§ Data provided
"""
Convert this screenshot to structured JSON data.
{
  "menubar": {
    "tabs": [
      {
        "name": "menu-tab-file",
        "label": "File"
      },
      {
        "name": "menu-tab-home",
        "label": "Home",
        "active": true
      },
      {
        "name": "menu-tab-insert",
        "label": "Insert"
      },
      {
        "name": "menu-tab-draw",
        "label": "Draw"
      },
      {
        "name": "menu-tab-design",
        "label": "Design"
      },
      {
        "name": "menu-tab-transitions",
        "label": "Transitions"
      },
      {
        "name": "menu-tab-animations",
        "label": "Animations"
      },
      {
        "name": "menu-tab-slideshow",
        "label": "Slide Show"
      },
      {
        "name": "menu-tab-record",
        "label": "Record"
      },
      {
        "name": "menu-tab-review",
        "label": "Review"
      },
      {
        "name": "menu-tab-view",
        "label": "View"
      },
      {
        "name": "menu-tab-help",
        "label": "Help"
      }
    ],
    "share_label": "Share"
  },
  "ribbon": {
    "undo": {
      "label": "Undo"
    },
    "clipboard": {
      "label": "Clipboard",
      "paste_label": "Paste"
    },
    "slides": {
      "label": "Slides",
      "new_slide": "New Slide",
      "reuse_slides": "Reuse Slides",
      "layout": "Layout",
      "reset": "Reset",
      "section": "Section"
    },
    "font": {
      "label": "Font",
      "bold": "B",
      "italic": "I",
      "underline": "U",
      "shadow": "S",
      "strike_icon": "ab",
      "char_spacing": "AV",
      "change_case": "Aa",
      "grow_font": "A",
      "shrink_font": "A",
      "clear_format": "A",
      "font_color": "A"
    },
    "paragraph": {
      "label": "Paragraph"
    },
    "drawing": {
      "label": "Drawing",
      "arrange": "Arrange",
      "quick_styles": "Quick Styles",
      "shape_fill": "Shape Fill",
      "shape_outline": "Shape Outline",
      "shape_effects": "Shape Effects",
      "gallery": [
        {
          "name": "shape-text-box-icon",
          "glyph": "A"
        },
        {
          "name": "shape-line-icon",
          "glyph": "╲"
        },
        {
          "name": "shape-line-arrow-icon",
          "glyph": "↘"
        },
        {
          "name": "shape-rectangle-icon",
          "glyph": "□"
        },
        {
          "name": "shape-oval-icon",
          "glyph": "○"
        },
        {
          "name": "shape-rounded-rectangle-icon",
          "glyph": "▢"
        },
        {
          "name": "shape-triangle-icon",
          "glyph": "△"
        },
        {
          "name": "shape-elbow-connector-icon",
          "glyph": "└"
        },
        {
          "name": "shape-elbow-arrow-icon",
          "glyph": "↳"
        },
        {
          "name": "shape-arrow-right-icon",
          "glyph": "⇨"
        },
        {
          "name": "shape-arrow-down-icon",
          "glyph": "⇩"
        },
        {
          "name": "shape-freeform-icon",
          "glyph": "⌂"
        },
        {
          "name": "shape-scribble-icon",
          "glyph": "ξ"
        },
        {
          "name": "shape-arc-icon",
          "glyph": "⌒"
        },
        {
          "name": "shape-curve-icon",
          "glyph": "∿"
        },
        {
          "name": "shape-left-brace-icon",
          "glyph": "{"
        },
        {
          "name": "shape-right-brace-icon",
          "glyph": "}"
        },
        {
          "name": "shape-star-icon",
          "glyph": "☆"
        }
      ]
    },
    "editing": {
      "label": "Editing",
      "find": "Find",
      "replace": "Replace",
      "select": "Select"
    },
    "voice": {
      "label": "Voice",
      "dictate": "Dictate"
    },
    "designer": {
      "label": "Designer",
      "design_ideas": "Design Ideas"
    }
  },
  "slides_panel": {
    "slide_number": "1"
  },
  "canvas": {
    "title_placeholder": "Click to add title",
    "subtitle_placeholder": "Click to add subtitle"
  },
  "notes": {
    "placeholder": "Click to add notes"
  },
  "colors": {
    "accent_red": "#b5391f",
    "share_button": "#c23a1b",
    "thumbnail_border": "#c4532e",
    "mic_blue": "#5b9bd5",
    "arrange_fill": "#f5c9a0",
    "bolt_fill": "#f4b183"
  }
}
"""
§ Exercise brief
Write out each line of the data above again, exactly as given.

§ Task answer
Convert this screenshot to structured JSON data.
{
  "menubar": {
    "tabs": [
      {
        "name": "menu-tab-file",
        "label": "File"
      },
      {
        "name": "menu-tab-home",
        "label": "Home",
        "active": true
      },
      {
        "name": "menu-tab-insert",
        "label": "Insert"
      },
      {
        "name": "menu-tab-draw",
        "label": "Draw"
      },
      {
        "name": "menu-tab-design",
        "label": "Design"
      },
      {
        "name": "menu-tab-transitions",
        "label": "Transitions"
      },
      {
        "name": "menu-tab-animations",
        "label": "Animations"
      },
      {
        "name": "menu-tab-slideshow",
        "label": "Slide Show"
      },
      {
        "name": "menu-tab-record",
        "label": "Record"
      },
      {
        "name": "menu-tab-review",
        "label": "Review"
      },
      {
        "name": "menu-tab-view",
        "label": "View"
      },
      {
        "name": "menu-tab-help",
        "label": "Help"
      }
    ],
    "share_label": "Share"
  },
  "ribbon": {
    "undo": {
      "label": "Undo"
    },
    "clipboard": {
      "label": "Clipboard",
      "paste_label": "Paste"
    },
    "slides": {
      "label": "Slides",
      "new_slide": "New Slide",
      "reuse_slides": "Reuse Slides",
      "layout": "Layout",
      "reset": "Reset",
      "section": "Section"
    },
    "font": {
      "label": "Font",
      "bold": "B",
      "italic": "I",
      "underline": "U",
      "shadow": "S",
      "strike_icon": "ab",
      "char_spacing": "AV",
      "change_case": "Aa",
      "grow_font": "A",
      "shrink_font": "A",
      "clear_format": "A",
      "font_color": "A"
    },
    "paragraph": {
      "label": "Paragraph"
    },
    "drawing": {
      "label": "Drawing",
      "arrange": "Arrange",
      "quick_styles": "Quick Styles",
      "shape_fill": "Shape Fill",
      "shape_outline": "Shape Outline",
      "shape_effects": "Shape Effects",
      "gallery": [
        {
          "name": "shape-text-box-icon",
          "glyph": "A"
        },
        {
          "name": "shape-line-icon",
          "glyph": "╲"
        },
        {
          "name": "shape-line-arrow-icon",
          "glyph": "↘"
        },
        {
          "name": "shape-rectangle-icon",
          "glyph": "□"
        },
        {
          "name": "shape-oval-icon",
          "glyph": "○"
        },
        {
          "name": "shape-rounded-rectangle-icon",
          "glyph": "▢"
        },
        {
          "name": "shape-triangle-icon",
          "glyph": "△"
        },
        {
          "name": "shape-elbow-connector-icon",
          "glyph": "└"
        },
        {
          "name": "shape-elbow-arrow-icon",
          "glyph": "↳"
        },
        {
          "name": "shape-arrow-right-icon",
          "glyph": "⇨"
        },
        {
          "name": "shape-arrow-down-icon",
          "glyph": "⇩"
        },
        {
          "name": "shape-freeform-icon",
          "glyph": "⌂"
        },
        {
          "name": "shape-scribble-icon",
          "glyph": "ξ"
        },
        {
          "name": "shape-arc-icon",
          "glyph": "⌒"
        },
        {
          "name": "shape-curve-icon",
          "glyph": "∿"
        },
        {
          "name": "shape-left-brace-icon",
          "glyph": "{"
        },
        {
          "name": "shape-right-brace-icon",
          "glyph": "}"
        },
        {
          "name": "shape-star-icon",
          "glyph": "☆"
        }
      ]
    },
    "editing": {
      "label": "Editing",
      "find": "Find",
      "replace": "Replace",
      "select": "Select"
    },
    "voice": {
      "label": "Voice",
      "dictate": "Dictate"
    },
    "designer": {
      "label": "Designer",
      "design_ideas": "Design Ideas"
    }
  },
  "slides_panel": {
    "slide_number": "1"
  },
  "canvas": {
    "title_placeholder": "Click to add title",
    "subtitle_placeholder": "Click to add subtitle"
  },
  "notes": {
    "placeholder": "Click to add notes"
  },
  "colors": {
    "accent_red": "#b5391f",
    "share_button": "#c23a1b",
    "thumbnail_border": "#c4532e",
    "mic_blue": "#5b9bd5",
    "arrange_fill": "#f5c9a0",
    "bolt_fill": "#f4b183"
  }
}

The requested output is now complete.